§ What is needed: Nothing in the records may be left out or altered; reproduce them all exactly.

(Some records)
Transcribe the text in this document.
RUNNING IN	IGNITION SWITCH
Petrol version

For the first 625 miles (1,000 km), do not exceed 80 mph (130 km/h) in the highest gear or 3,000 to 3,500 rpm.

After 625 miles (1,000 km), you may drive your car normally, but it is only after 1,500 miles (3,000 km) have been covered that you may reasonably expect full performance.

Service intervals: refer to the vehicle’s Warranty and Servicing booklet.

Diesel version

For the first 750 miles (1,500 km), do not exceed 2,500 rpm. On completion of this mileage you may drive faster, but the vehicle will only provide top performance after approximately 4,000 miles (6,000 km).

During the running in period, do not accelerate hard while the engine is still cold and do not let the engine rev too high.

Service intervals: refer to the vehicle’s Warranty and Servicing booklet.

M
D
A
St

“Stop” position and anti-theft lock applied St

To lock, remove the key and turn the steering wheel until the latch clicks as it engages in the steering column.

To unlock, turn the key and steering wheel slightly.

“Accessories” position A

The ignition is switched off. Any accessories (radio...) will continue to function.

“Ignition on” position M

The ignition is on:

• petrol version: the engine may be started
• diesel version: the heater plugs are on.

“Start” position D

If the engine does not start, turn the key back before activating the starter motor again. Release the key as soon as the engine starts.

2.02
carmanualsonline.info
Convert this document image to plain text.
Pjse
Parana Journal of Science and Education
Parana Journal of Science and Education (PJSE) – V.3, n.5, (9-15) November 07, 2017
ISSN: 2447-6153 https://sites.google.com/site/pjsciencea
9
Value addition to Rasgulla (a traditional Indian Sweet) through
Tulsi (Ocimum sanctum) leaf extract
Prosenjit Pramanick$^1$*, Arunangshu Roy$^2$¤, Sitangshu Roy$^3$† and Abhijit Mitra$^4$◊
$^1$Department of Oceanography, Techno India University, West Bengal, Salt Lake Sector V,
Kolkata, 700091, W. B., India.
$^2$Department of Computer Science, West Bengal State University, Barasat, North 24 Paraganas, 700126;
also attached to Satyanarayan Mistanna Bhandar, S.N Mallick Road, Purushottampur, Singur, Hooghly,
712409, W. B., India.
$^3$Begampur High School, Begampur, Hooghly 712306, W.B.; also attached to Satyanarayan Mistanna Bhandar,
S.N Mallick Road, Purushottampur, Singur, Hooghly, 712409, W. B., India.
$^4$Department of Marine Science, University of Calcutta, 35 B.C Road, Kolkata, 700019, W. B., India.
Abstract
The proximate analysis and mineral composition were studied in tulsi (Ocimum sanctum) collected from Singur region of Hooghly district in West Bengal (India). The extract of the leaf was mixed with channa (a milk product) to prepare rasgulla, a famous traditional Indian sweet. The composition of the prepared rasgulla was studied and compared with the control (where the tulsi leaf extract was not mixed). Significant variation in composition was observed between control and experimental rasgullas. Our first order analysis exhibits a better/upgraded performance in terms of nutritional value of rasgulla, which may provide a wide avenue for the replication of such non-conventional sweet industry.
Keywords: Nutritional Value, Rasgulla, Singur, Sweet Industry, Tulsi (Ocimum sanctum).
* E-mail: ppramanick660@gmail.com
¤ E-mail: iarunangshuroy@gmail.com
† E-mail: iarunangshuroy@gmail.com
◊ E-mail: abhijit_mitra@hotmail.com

§ Worked answer:
Transcribe the text in this document.
RUNNING IN	IGNITION SWITCH
Petrol version

For the first 625 miles (1,000 km), do not exceed 80 mph (130 km/h) in the highest gear or 3,000 to 3,500 rpm.

After 625 miles (1,000 km), you may drive your car normally, but it is only after 1,500 miles (3,000 km) have been covered that you may reasonably expect full performance.

Service intervals: refer to the vehicle’s Warranty and Servicing booklet.

Diesel version

For the first 750 miles (1,500 km), do not exceed 2,500 rpm. On completion of this mileage you may drive faster, but the vehicle will only provide top performance after approximately 4,000 miles (6,000 km).

During the running in period, do not accelerate hard while the engine is still cold and do not let the engine rev too high.

Service intervals: refer to the vehicle’s Warranty and Servicing booklet.

M
D
A
St

“Stop” position and anti-theft lock applied St

To lock, remove the key and turn the steering wheel until the latch clicks as it engages in the steering column.

To unlock, turn the key and steering wheel slightly.

“Accessories” position A

The ignition is switched off. Any accessories (radio...) will continue to function.

“Ignition on” position M

The ignition is on:

• petrol version: the engine may be started
• diesel version: the heater plugs are on.

“Start” position D

If the engine does not start, turn the key back before activating the starter motor again. Release the key as soon as the engine starts.

2.02
carmanualsonline.info
Convert this document image to plain text.
Pjse
Parana Journal of Science and Education
Parana Journal of Science and Education (PJSE) – V.3, n.5, (9-15) November 07, 2017
ISSN: 2447-6153 https://sites.google.com/site/pjsciencea
9
Value addition to Rasgulla (a traditional Indian Sweet) through
Tulsi (Ocimum sanctum) leaf extract
Prosenjit Pramanick$^1$*, Arunangshu Roy$^2$¤, Sitangshu Roy$^3$† and Abhijit Mitra$^4$◊
$^1$Department of Oceanography, Techno India University, West Bengal, Salt Lake Sector V,
Kolkata, 700091, W. B., India.
$^2$Department of Computer Science, West Bengal State University, Barasat, North 24 Paraganas, 700126;
also attached to Satyanarayan Mistanna Bhandar, S.N Mallick Road, Purushottampur, Singur, Hooghly,
712409, W. B., India.
$^3$Begampur High School, Begampur, Hooghly 712306, W.B.; also attached to Satyanarayan Mistanna Bhandar,
S.N Mallick Road, Purushottampur, Singur, Hooghly, 712409, W. B., India.
$^4$Department of Marine Science, University of Calcutta, 35 B.C Road, Kolkata, 700019, W. B., India.
Abstract
The proximate analysis and mineral composition were studied in tulsi (Ocimum sanctum) collected from Singur region of Hooghly district in West Bengal (India). The extract of the leaf was mixed with channa (a milk product) to prepare rasgulla, a famous traditional Indian sweet. The composition of the prepared rasgulla was studied and compared with the control (where the tulsi leaf extract was not mixed). Significant variation in composition was observed between control and experimental rasgullas. Our first order analysis exhibits a better/upgraded performance in terms of nutritional value of rasgulla, which may provide a wide avenue for the replication of such non-conventional sweet industry.
Keywords: Nutritional Value, Rasgulla, Singur, Sweet Industry, Tulsi (Ocimum sanctum).
* E-mail: ppramanick660@gmail.com
¤ E-mail: iarunangshuroy@gmail.com
† E-mail: iarunangshuroy@gmail.com
◊ E-mail: abhijit_mitra@hotmail.com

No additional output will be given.